[Requirements]:
Repeat the data that follows, word for word, without the images.

>>>>>

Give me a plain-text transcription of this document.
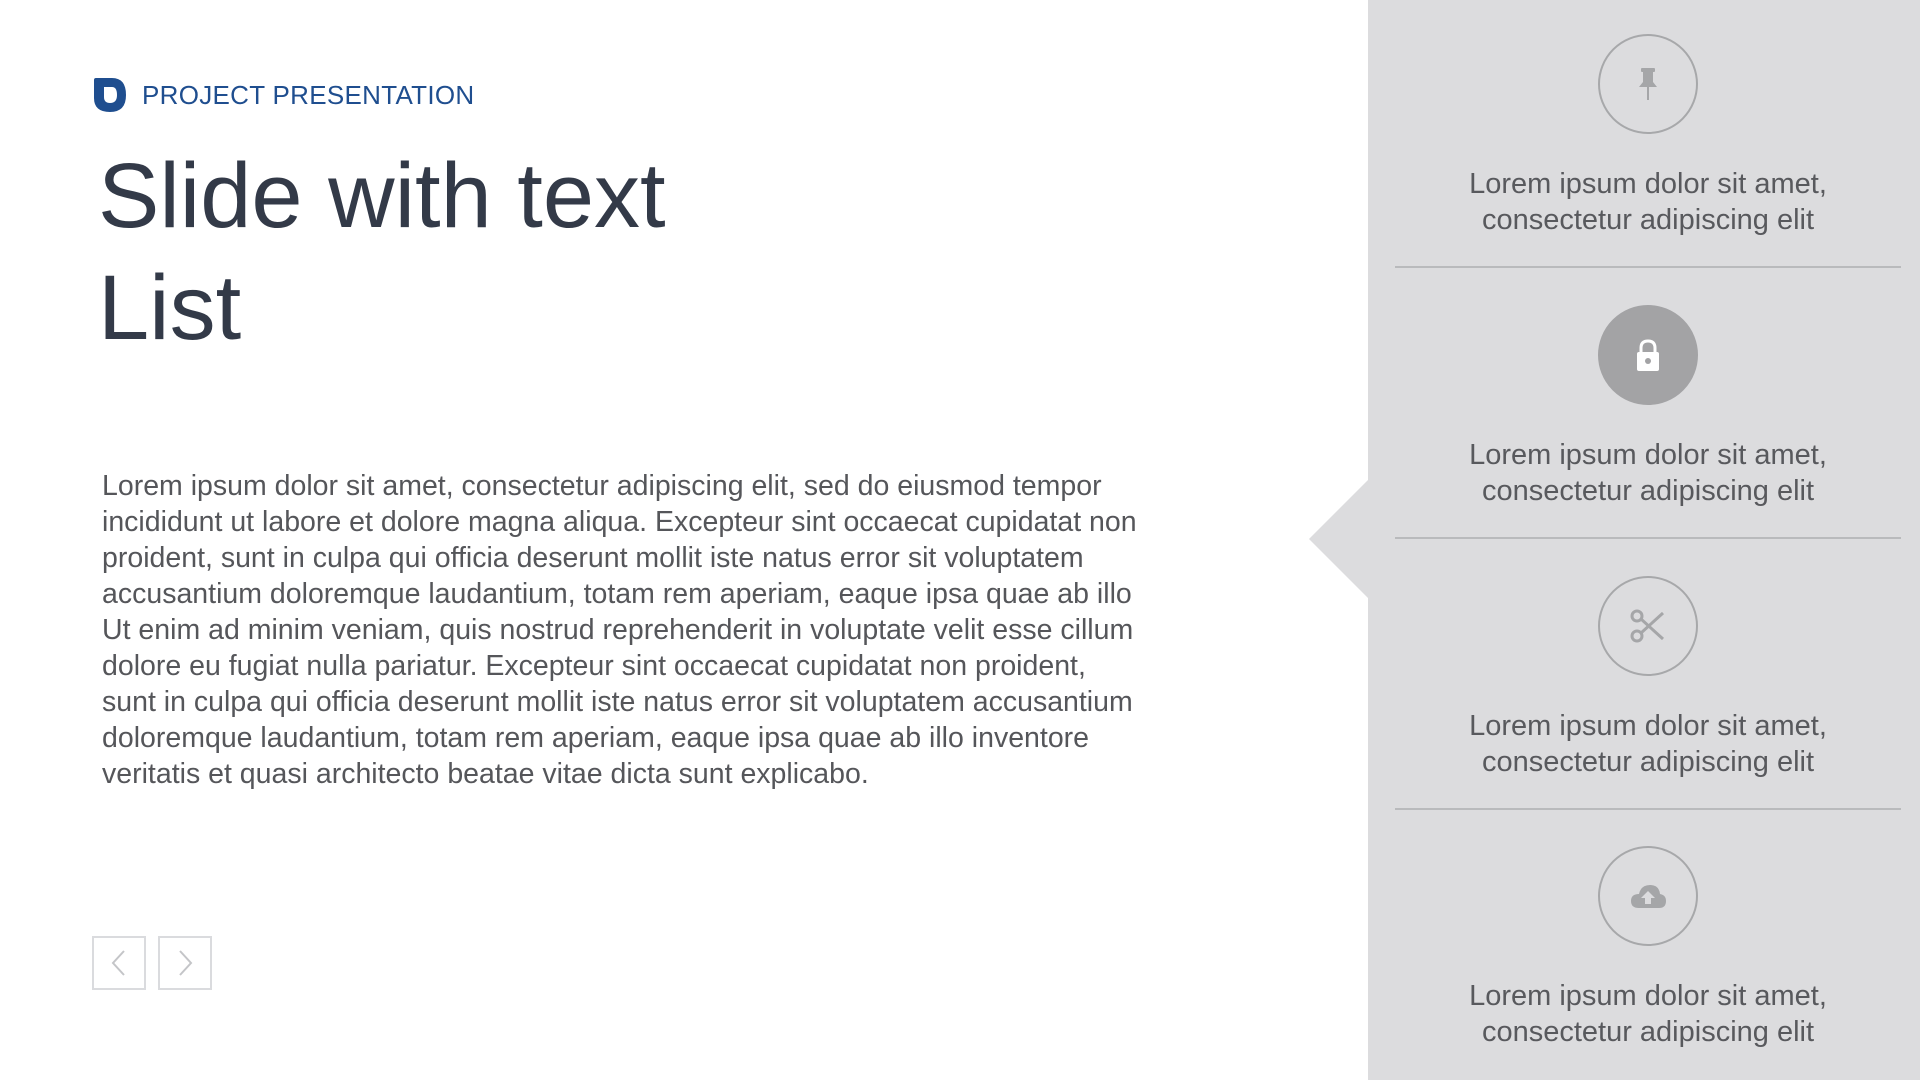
PROJECT PRESENTATION
Slide with text
List

Lorem ipsum dolor sit amet, consectetur adipiscing elit, sed do eiusmod tempor incididunt ut labore et dolore magna aliqua. Excepteur sint occaecat cupidatat non proident, sunt in culpa qui officia deserunt mollit iste natus error sit voluptatem accusantium doloremque laudantium, totam rem aperiam, eaque ipsa quae ab illo Ut enim ad minim veniam, quis nostrud reprehenderit in voluptate velit esse cillum dolore eu fugiat nulla pariatur. Excepteur sint occaecat cupidatat non proident, sunt in culpa qui officia deserunt mollit iste natus error sit voluptatem accusantium doloremque laudantium, totam rem aperiam, eaque ipsa quae ab illo inventore veritatis et quasi architecto beatae vitae dicta sunt explicabo.

Lorem ipsum dolor sit amet,
consectetur adipiscing elit
Lorem ipsum dolor sit amet,
consectetur adipiscing elit
Lorem ipsum dolor sit amet,
consectetur adipiscing elit
Lorem ipsum dolor sit amet,
consectetur adipiscing elit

<<<<<

[Exercise solution]:
Give me a plain-text transcription of this document.
PROJECT PRESENTATION
Slide with text
List

Lorem ipsum dolor sit amet, consectetur adipiscing elit, sed do eiusmod tempor incididunt ut labore et dolore magna aliqua. Excepteur sint occaecat cupidatat non proident, sunt in culpa qui officia deserunt mollit iste natus error sit voluptatem accusantium doloremque laudantium, totam rem aperiam, eaque ipsa quae ab illo Ut enim ad minim veniam, quis nostrud reprehenderit in voluptate velit esse cillum dolore eu fugiat nulla pariatur. Excepteur sint occaecat cupidatat non proident, sunt in culpa qui officia deserunt mollit iste natus error sit voluptatem accusantium doloremque laudantium, totam rem aperiam, eaque ipsa quae ab illo inventore veritatis et quasi architecto beatae vitae dicta sunt explicabo.

Lorem ipsum dolor sit amet,
consectetur adipiscing elit
Lorem ipsum dolor sit amet,
consectetur adipiscing elit
Lorem ipsum dolor sit amet,
consectetur adipiscing elit
Lorem ipsum dolor sit amet,
consectetur adipiscing elit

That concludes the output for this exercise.